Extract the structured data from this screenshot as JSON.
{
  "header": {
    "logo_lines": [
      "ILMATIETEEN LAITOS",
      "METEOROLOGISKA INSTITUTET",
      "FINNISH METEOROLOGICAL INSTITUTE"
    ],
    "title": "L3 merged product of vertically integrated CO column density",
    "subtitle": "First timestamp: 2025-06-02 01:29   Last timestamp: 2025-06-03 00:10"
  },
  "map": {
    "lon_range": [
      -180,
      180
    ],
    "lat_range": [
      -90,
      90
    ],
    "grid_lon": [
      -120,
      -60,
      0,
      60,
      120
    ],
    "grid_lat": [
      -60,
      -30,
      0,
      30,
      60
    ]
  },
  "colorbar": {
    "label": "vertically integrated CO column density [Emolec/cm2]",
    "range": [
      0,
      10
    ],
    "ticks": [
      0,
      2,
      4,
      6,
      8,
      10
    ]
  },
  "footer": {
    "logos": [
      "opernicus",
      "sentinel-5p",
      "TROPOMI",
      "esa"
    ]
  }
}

Exercise details.
Please set down each line of the records exactly as given.

Answer to the task.
Extract the structured data from this screenshot as JSON.
{
  "header": {
    "logo_lines": [
      "ILMATIETEEN LAITOS",
      "METEOROLOGISKA INSTITUTET",
      "FINNISH METEOROLOGICAL INSTITUTE"
    ],
    "title": "L3 merged product of vertically integrated CO column density",
    "subtitle": "First timestamp: 2025-06-02 01:29   Last timestamp: 2025-06-03 00:10"
  },
  "map": {
    "lon_range": [
      -180,
      180
    ],
    "lat_range": [
      -90,
      90
    ],
    "grid_lon": [
      -120,
      -60,
      0,
      60,
      120
    ],
    "grid_lat": [
      -60,
      -30,
      0,
      30,
      60
    ]
  },
  "colorbar": {
    "label": "vertically integrated CO column density [Emolec/cm2]",
    "range": [
      0,
      10
    ],
    "ticks": [
      0,
      2,
      4,
      6,
      8,
      10
    ]
  },
  "footer": {
    "logos": [
      "opernicus",
      "sentinel-5p",
      "TROPOMI",
      "esa"
    ]
  }
}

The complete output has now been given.